- [Directive] Below is a block of records; return all of them exactly, but without the images.

- [Records provided]
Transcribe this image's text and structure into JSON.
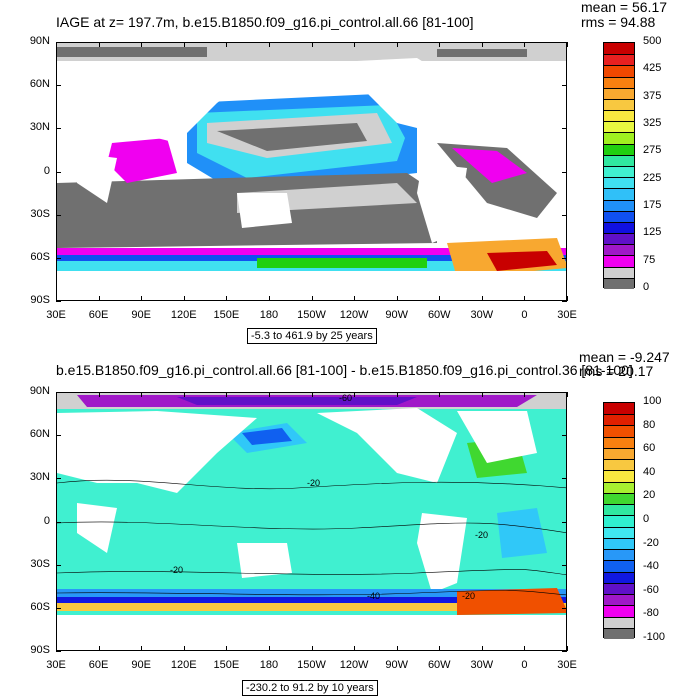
{
  "panel1": {
    "title": "IAGE at z= 197.7m, b.e15.B1850.f09_g16.pi_control.all.66 [81-100]",
    "mean": "mean = 56.17",
    "rms": "rms = 94.88",
    "range_note": "-5.3 to 461.9 by 25 years",
    "colorbar": {
      "labels": [
        "500",
        "425",
        "375",
        "325",
        "275",
        "225",
        "175",
        "125",
        "75",
        "0"
      ],
      "colors": [
        "#c80000",
        "#e82020",
        "#f04800",
        "#f88010",
        "#f8a830",
        "#f8c840",
        "#f8e840",
        "#e8f840",
        "#a0f020",
        "#20d010",
        "#30e8a0",
        "#40f0d0",
        "#40e0f0",
        "#30c0f8",
        "#2090f8",
        "#1050f0",
        "#1010e0",
        "#6010c8",
        "#a018c8",
        "#f000f0",
        "#d0d0d0",
        "#707070"
      ]
    }
  },
  "panel2": {
    "title": "b.e15.B1850.f09_g16.pi_control.all.66 [81-100] - b.e15.B1850.f09_g16.pi_control.36 [81-100]",
    "mean": "mean = -9.247",
    "rms": "rms = 20.17",
    "range_note": "-230.2 to 91.2 by 10 years",
    "colorbar": {
      "labels": [
        "100",
        "80",
        "60",
        "40",
        "20",
        "0",
        "-20",
        "-40",
        "-60",
        "-80",
        "-100"
      ],
      "colors": [
        "#c80000",
        "#e02000",
        "#f05000",
        "#f88010",
        "#f8a830",
        "#f8c840",
        "#f8e840",
        "#a8f030",
        "#40d830",
        "#30e8a0",
        "#30f0d0",
        "#40e8f0",
        "#30c8f8",
        "#2898f8",
        "#1060f0",
        "#1018e0",
        "#6010c8",
        "#a018c8",
        "#f000f0",
        "#d0d0d0",
        "#707070"
      ]
    }
  },
  "axes": {
    "lat_labels": [
      "90N",
      "60N",
      "30N",
      "0",
      "30S",
      "60S",
      "90S"
    ],
    "lon_labels": [
      "30E",
      "60E",
      "90E",
      "120E",
      "150E",
      "180",
      "150W",
      "120W",
      "90W",
      "60W",
      "30W",
      "0",
      "30E"
    ]
  },
  "contour_labels": [
    "-60",
    "-20",
    "-20",
    "-20",
    "-40",
    "-20"
  ]
}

- [Exercise output]
Transcribe this image's text and structure into JSON.
{
  "panel1": {
    "title": "IAGE at z= 197.7m, b.e15.B1850.f09_g16.pi_control.all.66 [81-100]",
    "mean": "mean = 56.17",
    "rms": "rms = 94.88",
    "range_note": "-5.3 to 461.9 by 25 years",
    "colorbar": {
      "labels": [
        "500",
        "425",
        "375",
        "325",
        "275",
        "225",
        "175",
        "125",
        "75",
        "0"
      ],
      "colors": [
        "#c80000",
        "#e82020",
        "#f04800",
        "#f88010",
        "#f8a830",
        "#f8c840",
        "#f8e840",
        "#e8f840",
        "#a0f020",
        "#20d010",
        "#30e8a0",
        "#40f0d0",
        "#40e0f0",
        "#30c0f8",
        "#2090f8",
        "#1050f0",
        "#1010e0",
        "#6010c8",
        "#a018c8",
        "#f000f0",
        "#d0d0d0",
        "#707070"
      ]
    }
  },
  "panel2": {
    "title": "b.e15.B1850.f09_g16.pi_control.all.66 [81-100] - b.e15.B1850.f09_g16.pi_control.36 [81-100]",
    "mean": "mean = -9.247",
    "rms": "rms = 20.17",
    "range_note": "-230.2 to 91.2 by 10 years",
    "colorbar": {
      "labels": [
        "100",
        "80",
        "60",
        "40",
        "20",
        "0",
        "-20",
        "-40",
        "-60",
        "-80",
        "-100"
      ],
      "colors": [
        "#c80000",
        "#e02000",
        "#f05000",
        "#f88010",
        "#f8a830",
        "#f8c840",
        "#f8e840",
        "#a8f030",
        "#40d830",
        "#30e8a0",
        "#30f0d0",
        "#40e8f0",
        "#30c8f8",
        "#2898f8",
        "#1060f0",
        "#1018e0",
        "#6010c8",
        "#a018c8",
        "#f000f0",
        "#d0d0d0",
        "#707070"
      ]
    }
  },
  "axes": {
    "lat_labels": [
      "90N",
      "60N",
      "30N",
      "0",
      "30S",
      "60S",
      "90S"
    ],
    "lon_labels": [
      "30E",
      "60E",
      "90E",
      "120E",
      "150E",
      "180",
      "150W",
      "120W",
      "90W",
      "60W",
      "30W",
      "0",
      "30E"
    ]
  },
  "contour_labels": [
    "-60",
    "-20",
    "-20",
    "-20",
    "-40",
    "-20"
  ]
}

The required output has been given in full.